Stated goal — Below is a block of records. Copy every line in it that contains the word "other".

──────── Supplied material ────────

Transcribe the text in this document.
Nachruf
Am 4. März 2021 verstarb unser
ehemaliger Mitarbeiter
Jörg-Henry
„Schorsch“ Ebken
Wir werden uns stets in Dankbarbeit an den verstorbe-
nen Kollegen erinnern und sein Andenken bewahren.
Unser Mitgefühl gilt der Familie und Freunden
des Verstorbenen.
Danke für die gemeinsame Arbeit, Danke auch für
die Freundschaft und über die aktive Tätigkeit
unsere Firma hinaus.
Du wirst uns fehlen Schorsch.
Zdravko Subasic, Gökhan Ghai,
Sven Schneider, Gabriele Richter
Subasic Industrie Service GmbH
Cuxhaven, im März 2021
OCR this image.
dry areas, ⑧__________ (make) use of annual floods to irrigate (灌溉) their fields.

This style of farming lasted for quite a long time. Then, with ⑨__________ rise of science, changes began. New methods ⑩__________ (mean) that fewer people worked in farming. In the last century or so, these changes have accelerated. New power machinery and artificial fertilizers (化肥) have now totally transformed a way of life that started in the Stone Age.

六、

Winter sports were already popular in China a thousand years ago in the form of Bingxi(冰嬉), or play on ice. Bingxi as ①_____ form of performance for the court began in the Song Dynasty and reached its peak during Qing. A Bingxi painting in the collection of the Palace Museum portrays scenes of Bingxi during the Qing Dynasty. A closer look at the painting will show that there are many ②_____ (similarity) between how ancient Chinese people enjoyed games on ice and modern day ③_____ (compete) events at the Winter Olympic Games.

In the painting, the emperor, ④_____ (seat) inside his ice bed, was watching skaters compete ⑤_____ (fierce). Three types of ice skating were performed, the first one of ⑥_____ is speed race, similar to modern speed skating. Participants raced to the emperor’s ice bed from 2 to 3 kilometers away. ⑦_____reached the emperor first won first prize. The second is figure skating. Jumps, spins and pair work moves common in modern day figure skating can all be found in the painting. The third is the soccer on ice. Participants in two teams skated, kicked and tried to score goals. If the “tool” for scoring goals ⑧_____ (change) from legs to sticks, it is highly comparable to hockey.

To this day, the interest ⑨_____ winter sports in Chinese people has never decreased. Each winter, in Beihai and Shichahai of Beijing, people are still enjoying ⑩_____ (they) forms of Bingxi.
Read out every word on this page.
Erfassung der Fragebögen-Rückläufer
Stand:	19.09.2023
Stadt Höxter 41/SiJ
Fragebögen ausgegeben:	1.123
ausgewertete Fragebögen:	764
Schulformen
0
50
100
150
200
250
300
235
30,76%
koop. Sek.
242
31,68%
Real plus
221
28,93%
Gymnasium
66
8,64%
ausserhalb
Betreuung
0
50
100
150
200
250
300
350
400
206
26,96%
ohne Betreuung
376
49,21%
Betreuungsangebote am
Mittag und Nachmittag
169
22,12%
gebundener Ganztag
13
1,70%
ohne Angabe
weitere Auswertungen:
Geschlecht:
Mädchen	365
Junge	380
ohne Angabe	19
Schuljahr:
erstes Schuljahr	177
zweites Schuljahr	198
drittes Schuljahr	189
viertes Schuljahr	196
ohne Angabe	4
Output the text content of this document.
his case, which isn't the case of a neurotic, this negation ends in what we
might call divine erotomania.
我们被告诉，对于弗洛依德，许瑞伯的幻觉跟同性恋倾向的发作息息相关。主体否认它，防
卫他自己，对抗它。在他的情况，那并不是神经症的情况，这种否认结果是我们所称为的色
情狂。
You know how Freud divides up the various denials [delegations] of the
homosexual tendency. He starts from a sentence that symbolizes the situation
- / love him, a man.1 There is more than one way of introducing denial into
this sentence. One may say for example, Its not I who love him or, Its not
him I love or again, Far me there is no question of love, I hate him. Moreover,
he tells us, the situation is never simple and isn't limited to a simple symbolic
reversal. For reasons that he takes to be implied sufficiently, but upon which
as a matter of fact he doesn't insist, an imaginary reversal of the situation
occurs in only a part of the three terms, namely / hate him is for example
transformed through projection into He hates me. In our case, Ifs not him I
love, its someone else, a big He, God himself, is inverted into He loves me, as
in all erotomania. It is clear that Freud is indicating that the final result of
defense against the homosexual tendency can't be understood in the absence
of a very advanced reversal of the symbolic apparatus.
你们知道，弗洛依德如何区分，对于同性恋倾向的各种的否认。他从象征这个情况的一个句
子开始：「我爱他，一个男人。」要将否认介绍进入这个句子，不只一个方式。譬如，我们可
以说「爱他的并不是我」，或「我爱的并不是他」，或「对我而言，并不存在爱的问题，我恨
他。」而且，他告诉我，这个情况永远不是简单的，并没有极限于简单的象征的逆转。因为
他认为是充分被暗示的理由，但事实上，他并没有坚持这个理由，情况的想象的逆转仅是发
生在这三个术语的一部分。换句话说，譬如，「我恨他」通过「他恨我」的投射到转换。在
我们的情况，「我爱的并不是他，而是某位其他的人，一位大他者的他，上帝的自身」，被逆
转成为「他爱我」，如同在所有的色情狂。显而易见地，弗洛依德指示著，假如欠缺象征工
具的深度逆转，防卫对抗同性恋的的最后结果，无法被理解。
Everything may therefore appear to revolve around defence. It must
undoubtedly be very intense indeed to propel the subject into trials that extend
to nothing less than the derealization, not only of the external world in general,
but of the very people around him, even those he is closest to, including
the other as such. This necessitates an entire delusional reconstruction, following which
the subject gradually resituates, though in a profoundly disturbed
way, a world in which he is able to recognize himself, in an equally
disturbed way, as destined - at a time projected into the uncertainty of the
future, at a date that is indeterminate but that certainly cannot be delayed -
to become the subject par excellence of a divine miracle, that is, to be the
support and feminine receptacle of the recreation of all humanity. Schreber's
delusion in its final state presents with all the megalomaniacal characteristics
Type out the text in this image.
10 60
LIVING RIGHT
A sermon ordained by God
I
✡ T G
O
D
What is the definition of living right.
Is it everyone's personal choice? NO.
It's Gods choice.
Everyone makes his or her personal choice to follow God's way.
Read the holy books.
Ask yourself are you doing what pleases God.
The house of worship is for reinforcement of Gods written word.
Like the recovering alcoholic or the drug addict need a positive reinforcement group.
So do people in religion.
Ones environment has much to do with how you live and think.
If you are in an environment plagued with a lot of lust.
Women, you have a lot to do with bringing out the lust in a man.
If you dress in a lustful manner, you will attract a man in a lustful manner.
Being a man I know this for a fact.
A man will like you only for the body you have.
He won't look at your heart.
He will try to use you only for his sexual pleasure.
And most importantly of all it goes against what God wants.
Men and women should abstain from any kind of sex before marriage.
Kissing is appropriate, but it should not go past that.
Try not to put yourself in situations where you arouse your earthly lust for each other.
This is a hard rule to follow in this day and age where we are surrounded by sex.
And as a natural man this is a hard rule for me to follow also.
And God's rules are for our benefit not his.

────────

Answer below —
the other as such. This necessitates an entire delusional reconstruction, following which
Try not to put yourself in situations where you arouse your earthly lust for each other.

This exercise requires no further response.